=== What to produce ===
Return the number of lines that include the string "измерений", without any other text.

(Dataset items)
## Begin

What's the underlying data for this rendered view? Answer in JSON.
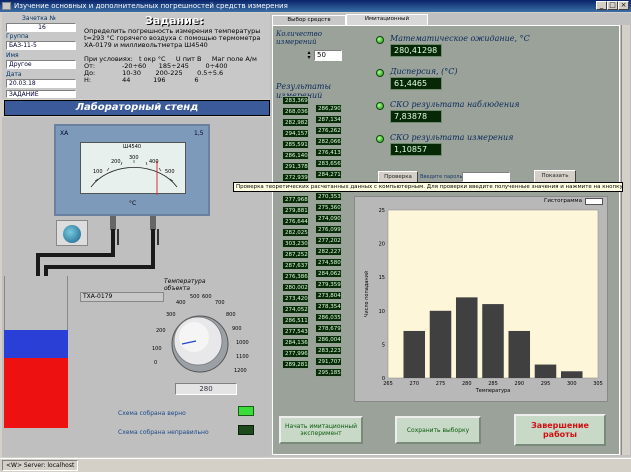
{
  "window": {
    "title": "Изучение основных и дополнительных погрешностей средств измерения",
    "status_bar": "<W> Server: localhost"
  },
  "left": {
    "group_fields": [
      {
        "label": "Зачетка №",
        "value": "16"
      },
      {
        "label": "Группа",
        "value": "БАЗ-11-5"
      },
      {
        "label": "Имя",
        "value": "Другое"
      },
      {
        "label": "Дата",
        "value": "20.03.18"
      },
      {
        "label": "",
        "value": "ЗАДАНИЕ"
      }
    ],
    "task": {
      "title": "Задание:",
      "text": "Определить погрешность измерения температуры\nt=293 °С горячего воздуха с помощью термометра\nХА-0179 и милливольтметра Ш4540\n\nПри условиях:   t окр °С     U пит В     Маг поле А/м\nОт:             -20÷60      185÷245        0÷400\nДо:             10-30       200-225       0.5÷5.6\nН:               44           196              6"
    },
    "stand_title": "Лабораторный стенд",
    "meter": {
      "type_left": "ХА",
      "type_right": "1,5",
      "model": "Ш4540",
      "unit": "°С",
      "scale_labels": [
        "100",
        "200",
        "300",
        "400",
        "500"
      ]
    },
    "thermocouple_label": "ТХА-0179",
    "knob": {
      "title": "Температура объекта",
      "scale": [
        "0",
        "100",
        "200",
        "300",
        "400",
        "500",
        "600",
        "700",
        "800",
        "900",
        "1000",
        "1100",
        "1200"
      ],
      "value": "280"
    },
    "indicators": [
      {
        "label": "Схема собрана верно",
        "state": "on"
      },
      {
        "label": "Схема собрана неправильно",
        "state": "off"
      }
    ]
  },
  "tabs": [
    {
      "label": "Выбор средств измерения",
      "active": false
    },
    {
      "label": "Имитационный эксперимент",
      "active": true
    }
  ],
  "experiment": {
    "count_label": "Количество измерений",
    "count_value": "50",
    "results_label": "Результаты измерений",
    "col1": [
      "283,369",
      "268,036",
      "282,982",
      "294,157",
      "285,591",
      "286,140",
      "291,378",
      "272,939",
      "272,375",
      "277,968",
      "279,881",
      "276,644",
      "282,025",
      "303,230",
      "287,252",
      "287,637",
      "276,386",
      "280,002",
      "273,420",
      "274,052",
      "286,511",
      "277,543",
      "284,136",
      "277,996",
      "289,281"
    ],
    "col2": [
      "286,290",
      "287,134",
      "276,262",
      "282,066",
      "276,413",
      "283,656",
      "284,271",
      "280,712",
      "270,353",
      "275,360",
      "274,090",
      "276,099",
      "277,202",
      "282,227",
      "274,580",
      "284,062",
      "279,359",
      "273,804",
      "278,354",
      "286,035",
      "278,679",
      "286,004",
      "283,223",
      "291,707",
      "295,185"
    ],
    "stats": [
      {
        "label": "Математическое ожидание, °С",
        "value": "280,41298"
      },
      {
        "label": "Дисперсия, (°С)",
        "value": "61,4465"
      },
      {
        "label": "СКО результата наблюдения",
        "value": "7,83878"
      },
      {
        "label": "СКО результата измерения",
        "value": "1,10857"
      }
    ],
    "check_button": "Проверка",
    "password_label": "Введите пароль",
    "show_button": "Показать",
    "tooltip": "Проверка теоретических расчетанных данных с компьютерным. Для проверки введите полученные значения и нажмите на кнопку \"Проверка\"",
    "histogram_label": "Гистограмма"
  },
  "chart_data": {
    "type": "bar",
    "categories": [
      "270",
      "275",
      "280",
      "285",
      "290",
      "295",
      "300"
    ],
    "values": [
      7,
      10,
      12,
      11,
      7,
      2,
      1
    ],
    "title": "",
    "xlabel": "Температура",
    "ylabel": "Число попаданий",
    "ylim": [
      0,
      25
    ],
    "xlim": [
      265,
      305
    ],
    "x_ticks": [
      "265",
      "270",
      "275",
      "280",
      "285",
      "290",
      "295",
      "300",
      "305"
    ],
    "y_ticks": [
      "0",
      "5",
      "10",
      "15",
      "20",
      "25"
    ],
    "bar_color": "#404040",
    "background": "#fdf6d8"
  },
  "buttons": {
    "start": "Начать имитационный эксперимент",
    "save": "Сохранить выборку",
    "finish": "Завершение работы"
  }
}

## End

=== Response to the exercise ===
2